*The records*:
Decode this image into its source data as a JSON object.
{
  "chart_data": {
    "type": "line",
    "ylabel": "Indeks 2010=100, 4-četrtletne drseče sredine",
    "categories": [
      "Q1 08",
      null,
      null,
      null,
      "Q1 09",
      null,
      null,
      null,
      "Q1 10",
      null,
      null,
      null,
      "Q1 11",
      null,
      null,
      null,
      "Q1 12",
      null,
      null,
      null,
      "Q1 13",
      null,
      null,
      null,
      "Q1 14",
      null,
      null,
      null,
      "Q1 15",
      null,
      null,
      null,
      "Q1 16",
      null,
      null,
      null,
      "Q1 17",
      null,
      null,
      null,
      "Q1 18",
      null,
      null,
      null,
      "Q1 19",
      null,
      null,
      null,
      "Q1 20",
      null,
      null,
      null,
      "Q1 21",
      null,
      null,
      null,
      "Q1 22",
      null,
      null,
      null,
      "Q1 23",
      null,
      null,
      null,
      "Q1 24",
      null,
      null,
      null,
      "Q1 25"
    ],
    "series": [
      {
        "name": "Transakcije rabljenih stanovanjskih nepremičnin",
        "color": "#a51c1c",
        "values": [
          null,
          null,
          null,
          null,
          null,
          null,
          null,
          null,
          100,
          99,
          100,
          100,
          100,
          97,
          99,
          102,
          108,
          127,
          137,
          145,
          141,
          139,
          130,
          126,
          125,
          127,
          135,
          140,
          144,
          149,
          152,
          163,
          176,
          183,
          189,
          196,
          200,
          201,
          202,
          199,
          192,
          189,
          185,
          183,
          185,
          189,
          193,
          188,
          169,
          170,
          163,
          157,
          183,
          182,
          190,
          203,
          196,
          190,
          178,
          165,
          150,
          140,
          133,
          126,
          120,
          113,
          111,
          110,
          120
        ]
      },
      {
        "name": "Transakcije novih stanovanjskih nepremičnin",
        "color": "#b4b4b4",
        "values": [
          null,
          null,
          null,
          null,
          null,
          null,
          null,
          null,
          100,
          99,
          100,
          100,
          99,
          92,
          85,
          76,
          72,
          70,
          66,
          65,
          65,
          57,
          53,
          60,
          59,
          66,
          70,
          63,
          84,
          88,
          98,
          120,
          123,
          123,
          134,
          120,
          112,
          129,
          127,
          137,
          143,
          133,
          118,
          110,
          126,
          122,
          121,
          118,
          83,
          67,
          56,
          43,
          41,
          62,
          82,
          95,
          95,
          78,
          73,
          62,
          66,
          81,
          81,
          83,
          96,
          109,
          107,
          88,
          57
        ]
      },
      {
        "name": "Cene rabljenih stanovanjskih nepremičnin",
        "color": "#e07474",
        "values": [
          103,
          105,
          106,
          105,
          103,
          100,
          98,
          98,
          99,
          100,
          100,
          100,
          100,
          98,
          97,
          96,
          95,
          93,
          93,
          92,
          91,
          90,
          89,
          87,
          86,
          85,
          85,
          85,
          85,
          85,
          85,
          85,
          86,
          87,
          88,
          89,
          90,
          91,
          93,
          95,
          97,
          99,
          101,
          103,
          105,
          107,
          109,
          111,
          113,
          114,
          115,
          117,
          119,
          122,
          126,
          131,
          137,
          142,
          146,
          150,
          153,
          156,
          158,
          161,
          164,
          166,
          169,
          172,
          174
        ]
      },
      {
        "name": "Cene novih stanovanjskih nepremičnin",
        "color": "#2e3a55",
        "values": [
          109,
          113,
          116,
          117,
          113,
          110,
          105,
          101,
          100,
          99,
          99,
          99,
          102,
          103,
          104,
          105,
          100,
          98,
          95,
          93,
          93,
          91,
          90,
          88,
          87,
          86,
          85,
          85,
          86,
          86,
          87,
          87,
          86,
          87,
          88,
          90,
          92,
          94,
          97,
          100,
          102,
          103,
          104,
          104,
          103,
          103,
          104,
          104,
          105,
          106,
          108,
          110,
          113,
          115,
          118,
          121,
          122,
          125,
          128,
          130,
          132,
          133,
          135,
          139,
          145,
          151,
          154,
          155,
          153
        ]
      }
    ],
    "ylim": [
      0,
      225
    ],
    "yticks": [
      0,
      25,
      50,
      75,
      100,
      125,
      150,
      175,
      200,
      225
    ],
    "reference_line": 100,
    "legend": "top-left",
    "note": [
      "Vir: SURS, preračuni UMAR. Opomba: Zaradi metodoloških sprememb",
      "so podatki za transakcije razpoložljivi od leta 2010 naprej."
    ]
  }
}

*Objective*:
Check each line of the entries for the string "Cene". Copy the lines that have it.

*Solution for this problem*:
        "name": "Cene rabljenih stanovanjskih nepremičnin",
        "name": "Cene novih stanovanjskih nepremičnin",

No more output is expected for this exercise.